Would you extract the whole listing below and retype it exactly?
————————
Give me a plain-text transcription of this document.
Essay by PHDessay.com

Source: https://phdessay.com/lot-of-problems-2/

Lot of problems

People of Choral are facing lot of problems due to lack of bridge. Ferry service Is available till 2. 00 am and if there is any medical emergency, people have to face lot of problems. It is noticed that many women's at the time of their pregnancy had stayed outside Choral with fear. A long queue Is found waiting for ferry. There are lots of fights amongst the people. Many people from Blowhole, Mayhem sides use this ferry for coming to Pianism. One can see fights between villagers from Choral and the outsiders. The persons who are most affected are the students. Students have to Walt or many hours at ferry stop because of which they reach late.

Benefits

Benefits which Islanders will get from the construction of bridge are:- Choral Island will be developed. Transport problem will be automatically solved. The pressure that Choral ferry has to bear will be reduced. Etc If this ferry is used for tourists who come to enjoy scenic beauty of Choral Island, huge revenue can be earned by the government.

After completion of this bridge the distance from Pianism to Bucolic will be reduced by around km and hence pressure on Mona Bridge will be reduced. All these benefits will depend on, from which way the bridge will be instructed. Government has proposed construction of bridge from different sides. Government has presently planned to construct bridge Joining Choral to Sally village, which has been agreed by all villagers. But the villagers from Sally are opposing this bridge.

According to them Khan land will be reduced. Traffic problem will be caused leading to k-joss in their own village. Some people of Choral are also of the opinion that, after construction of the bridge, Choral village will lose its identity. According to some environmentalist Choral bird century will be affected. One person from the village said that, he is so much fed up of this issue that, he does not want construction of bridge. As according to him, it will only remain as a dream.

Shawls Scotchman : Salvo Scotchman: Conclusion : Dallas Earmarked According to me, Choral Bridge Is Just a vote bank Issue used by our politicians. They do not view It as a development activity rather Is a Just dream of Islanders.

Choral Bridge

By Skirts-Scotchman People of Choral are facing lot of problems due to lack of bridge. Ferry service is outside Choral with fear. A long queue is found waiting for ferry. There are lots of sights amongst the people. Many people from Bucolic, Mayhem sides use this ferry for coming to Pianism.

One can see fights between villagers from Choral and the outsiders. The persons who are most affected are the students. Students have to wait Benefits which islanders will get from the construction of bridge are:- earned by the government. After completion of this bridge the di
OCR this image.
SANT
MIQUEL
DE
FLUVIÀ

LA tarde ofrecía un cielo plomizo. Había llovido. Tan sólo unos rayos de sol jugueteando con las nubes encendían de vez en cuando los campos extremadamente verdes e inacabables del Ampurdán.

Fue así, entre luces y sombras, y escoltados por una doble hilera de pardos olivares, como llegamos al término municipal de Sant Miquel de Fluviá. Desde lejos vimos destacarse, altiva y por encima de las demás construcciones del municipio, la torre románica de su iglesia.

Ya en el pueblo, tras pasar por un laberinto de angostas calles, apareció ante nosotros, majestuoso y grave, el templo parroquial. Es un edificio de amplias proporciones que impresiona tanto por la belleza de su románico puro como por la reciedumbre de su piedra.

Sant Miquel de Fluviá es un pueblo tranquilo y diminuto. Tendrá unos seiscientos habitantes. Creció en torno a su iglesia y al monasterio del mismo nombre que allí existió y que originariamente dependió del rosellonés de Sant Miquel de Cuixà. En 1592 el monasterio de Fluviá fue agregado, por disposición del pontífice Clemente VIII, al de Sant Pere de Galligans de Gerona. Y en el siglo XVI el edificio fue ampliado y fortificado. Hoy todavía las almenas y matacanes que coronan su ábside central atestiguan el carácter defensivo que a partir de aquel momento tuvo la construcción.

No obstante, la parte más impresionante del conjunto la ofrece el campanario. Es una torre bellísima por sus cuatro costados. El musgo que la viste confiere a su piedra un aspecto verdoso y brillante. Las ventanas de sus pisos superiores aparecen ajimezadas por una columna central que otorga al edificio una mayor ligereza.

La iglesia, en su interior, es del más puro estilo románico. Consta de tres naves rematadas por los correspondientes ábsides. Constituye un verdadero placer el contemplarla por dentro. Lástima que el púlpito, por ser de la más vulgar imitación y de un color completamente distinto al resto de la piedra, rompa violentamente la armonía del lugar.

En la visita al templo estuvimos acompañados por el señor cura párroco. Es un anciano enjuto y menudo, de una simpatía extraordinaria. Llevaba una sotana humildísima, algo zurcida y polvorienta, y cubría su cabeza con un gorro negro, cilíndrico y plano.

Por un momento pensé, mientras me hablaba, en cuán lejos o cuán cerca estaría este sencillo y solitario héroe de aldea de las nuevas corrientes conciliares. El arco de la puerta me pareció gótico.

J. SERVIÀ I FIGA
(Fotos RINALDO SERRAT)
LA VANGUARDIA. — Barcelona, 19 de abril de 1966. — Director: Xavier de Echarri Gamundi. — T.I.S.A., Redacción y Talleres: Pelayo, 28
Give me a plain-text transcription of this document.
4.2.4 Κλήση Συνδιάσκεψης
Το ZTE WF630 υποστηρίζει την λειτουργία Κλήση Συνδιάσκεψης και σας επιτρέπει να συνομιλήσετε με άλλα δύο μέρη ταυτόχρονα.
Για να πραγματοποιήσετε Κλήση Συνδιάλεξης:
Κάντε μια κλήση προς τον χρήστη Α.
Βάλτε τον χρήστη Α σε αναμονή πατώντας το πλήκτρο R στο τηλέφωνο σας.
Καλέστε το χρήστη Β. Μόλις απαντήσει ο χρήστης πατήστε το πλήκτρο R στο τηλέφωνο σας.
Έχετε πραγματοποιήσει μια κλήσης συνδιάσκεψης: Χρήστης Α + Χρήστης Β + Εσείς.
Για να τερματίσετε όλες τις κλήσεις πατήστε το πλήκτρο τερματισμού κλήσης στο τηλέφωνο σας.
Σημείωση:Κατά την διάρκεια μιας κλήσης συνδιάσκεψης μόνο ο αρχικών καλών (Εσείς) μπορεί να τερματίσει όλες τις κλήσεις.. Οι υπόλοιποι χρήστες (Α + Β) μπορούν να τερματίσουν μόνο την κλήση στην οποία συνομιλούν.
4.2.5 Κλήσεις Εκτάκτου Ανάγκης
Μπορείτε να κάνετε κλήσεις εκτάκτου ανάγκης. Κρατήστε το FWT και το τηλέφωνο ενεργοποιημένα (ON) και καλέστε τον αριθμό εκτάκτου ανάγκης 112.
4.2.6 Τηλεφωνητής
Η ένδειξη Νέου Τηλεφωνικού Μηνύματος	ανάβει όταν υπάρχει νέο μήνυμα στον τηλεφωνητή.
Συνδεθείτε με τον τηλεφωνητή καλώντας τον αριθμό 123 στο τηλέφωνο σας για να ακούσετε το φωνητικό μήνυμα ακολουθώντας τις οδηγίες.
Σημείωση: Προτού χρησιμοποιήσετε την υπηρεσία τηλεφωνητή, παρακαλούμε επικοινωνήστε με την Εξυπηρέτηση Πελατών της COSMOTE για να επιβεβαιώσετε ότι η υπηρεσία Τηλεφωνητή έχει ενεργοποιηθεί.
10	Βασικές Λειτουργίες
————————
§ **Solution below**
Give me a plain-text transcription of this document.
Essay by PHDessay.com

Source: https://phdessay.com/lot-of-problems-2/

Lot of problems

People of Choral are facing lot of problems due to lack of bridge. Ferry service Is available till 2. 00 am and if there is any medical emergency, people have to face lot of problems. It is noticed that many women's at the time of their pregnancy had stayed outside Choral with fear. A long queue Is found waiting for ferry. There are lots of fights amongst the people. Many people from Blowhole, Mayhem sides use this ferry for coming to Pianism. One can see fights between villagers from Choral and the outsiders. The persons who are most affected are the students. Students have to Walt or many hours at ferry stop because of which they reach late.

Benefits

Benefits which Islanders will get from the construction of bridge are:- Choral Island will be developed. Transport problem will be automatically solved. The pressure that Choral ferry has to bear will be reduced. Etc If this ferry is used for tourists who come to enjoy scenic beauty of Choral Island, huge revenue can be earned by the government.

After completion of this bridge the distance from Pianism to Bucolic will be reduced by around km and hence pressure on Mona Bridge will be reduced. All these benefits will depend on, from which way the bridge will be instructed. Government has proposed construction of bridge from different sides. Government has presently planned to construct bridge Joining Choral to Sally village, which has been agreed by all villagers. But the villagers from Sally are opposing this bridge.

According to them Khan land will be reduced. Traffic problem will be caused leading to k-joss in their own village. Some people of Choral are also of the opinion that, after construction of the bridge, Choral village will lose its identity. According to some environmentalist Choral bird century will be affected. One person from the village said that, he is so much fed up of this issue that, he does not want construction of bridge. As according to him, it will only remain as a dream.

Shawls Scotchman : Salvo Scotchman: Conclusion : Dallas Earmarked According to me, Choral Bridge Is Just a vote bank Issue used by our politicians. They do not view It as a development activity rather Is a Just dream of Islanders.

Choral Bridge

By Skirts-Scotchman People of Choral are facing lot of problems due to lack of bridge. Ferry service is outside Choral with fear. A long queue is found waiting for ferry. There are lots of sights amongst the people. Many people from Bucolic, Mayhem sides use this ferry for coming to Pianism.

One can see fights between villagers from Choral and the outsiders. The persons who are most affected are the students. Students have to wait Benefits which islanders will get from the construction of bridge are:- earned by the government. After completion of this bridge the di
OCR this image.
SANT
MIQUEL
DE
FLUVIÀ

LA tarde ofrecía un cielo plomizo. Había llovido. Tan sólo unos rayos de sol jugueteando con las nubes encendían de vez en cuando los campos extremadamente verdes e inacabables del Ampurdán.

Fue así, entre luces y sombras, y escoltados por una doble hilera de pardos olivares, como llegamos al término municipal de Sant Miquel de Fluviá. Desde lejos vimos destacarse, altiva y por encima de las demás construcciones del municipio, la torre románica de su iglesia.

Ya en el pueblo, tras pasar por un laberinto de angostas calles, apareció ante nosotros, majestuoso y grave, el templo parroquial. Es un edificio de amplias proporciones que impresiona tanto por la belleza de su románico puro como por la reciedumbre de su piedra.

Sant Miquel de Fluviá es un pueblo tranquilo y diminuto. Tendrá unos seiscientos habitantes. Creció en torno a su iglesia y al monasterio del mismo nombre que allí existió y que originariamente dependió del rosellonés de Sant Miquel de Cuixà. En 1592 el monasterio de Fluviá fue agregado, por disposición del pontífice Clemente VIII, al de Sant Pere de Galligans de Gerona. Y en el siglo XVI el edificio fue ampliado y fortificado. Hoy todavía las almenas y matacanes que coronan su ábside central atestiguan el carácter defensivo que a partir de aquel momento tuvo la construcción.

No obstante, la parte más impresionante del conjunto la ofrece el campanario. Es una torre bellísima por sus cuatro costados. El musgo que la viste confiere a su piedra un aspecto verdoso y brillante. Las ventanas de sus pisos superiores aparecen ajimezadas por una columna central que otorga al edificio una mayor ligereza.

La iglesia, en su interior, es del más puro estilo románico. Consta de tres naves rematadas por los correspondientes ábsides. Constituye un verdadero placer el contemplarla por dentro. Lástima que el púlpito, por ser de la más vulgar imitación y de un color completamente distinto al resto de la piedra, rompa violentamente la armonía del lugar.

En la visita al templo estuvimos acompañados por el señor cura párroco. Es un anciano enjuto y menudo, de una simpatía extraordinaria. Llevaba una sotana humildísima, algo zurcida y polvorienta, y cubría su cabeza con un gorro negro, cilíndrico y plano.

Por un momento pensé, mientras me hablaba, en cuán lejos o cuán cerca estaría este sencillo y solitario héroe de aldea de las nuevas corrientes conciliares. El arco de la puerta me pareció gótico.

J. SERVIÀ I FIGA
(Fotos RINALDO SERRAT)
LA VANGUARDIA. — Barcelona, 19 de abril de 1966. — Director: Xavier de Echarri Gamundi. — T.I.S.A., Redacción y Talleres: Pelayo, 28
Give me a plain-text transcription of this document.
4.2.4 Κλήση Συνδιάσκεψης
Το ZTE WF630 υποστηρίζει την λειτουργία Κλήση Συνδιάσκεψης και σας επιτρέπει να συνομιλήσετε με άλλα δύο μέρη ταυτόχρονα.
Για να πραγματοποιήσετε Κλήση Συνδιάλεξης:
Κάντε μια κλήση προς τον χρήστη Α.
Βάλτε τον χρήστη Α σε αναμονή πατώντας το πλήκτρο R στο τηλέφωνο σας.
Καλέστε το χρήστη Β. Μόλις απαντήσει ο χρήστης πατήστε το πλήκτρο R στο τηλέφωνο σας.
Έχετε πραγματοποιήσει μια κλήσης συνδιάσκεψης: Χρήστης Α + Χρήστης Β + Εσείς.
Για να τερματίσετε όλες τις κλήσεις πατήστε το πλήκτρο τερματισμού κλήσης στο τηλέφωνο σας.
Σημείωση:Κατά την διάρκεια μιας κλήσης συνδιάσκεψης μόνο ο αρχικών καλών (Εσείς) μπορεί να τερματίσει όλες τις κλήσεις.. Οι υπόλοιποι χρήστες (Α + Β) μπορούν να τερματίσουν μόνο την κλήση στην οποία συνομιλούν.
4.2.5 Κλήσεις Εκτάκτου Ανάγκης
Μπορείτε να κάνετε κλήσεις εκτάκτου ανάγκης. Κρατήστε το FWT και το τηλέφωνο ενεργοποιημένα (ON) και καλέστε τον αριθμό εκτάκτου ανάγκης 112.
4.2.6 Τηλεφωνητής
Η ένδειξη Νέου Τηλεφωνικού Μηνύματος	ανάβει όταν υπάρχει νέο μήνυμα στον τηλεφωνητή.
Συνδεθείτε με τον τηλεφωνητή καλώντας τον αριθμό 123 στο τηλέφωνο σας για να ακούσετε το φωνητικό μήνυμα ακολουθώντας τις οδηγίες.
Σημείωση: Προτού χρησιμοποιήσετε την υπηρεσία τηλεφωνητή, παρακαλούμε επικοινωνήστε με την Εξυπηρέτηση Πελατών της COSMOTE για να επιβεβαιώσετε ότι η υπηρεσία Τηλεφωνητή έχει ενεργοποιηθεί.
10	Βασικές Λειτουργίες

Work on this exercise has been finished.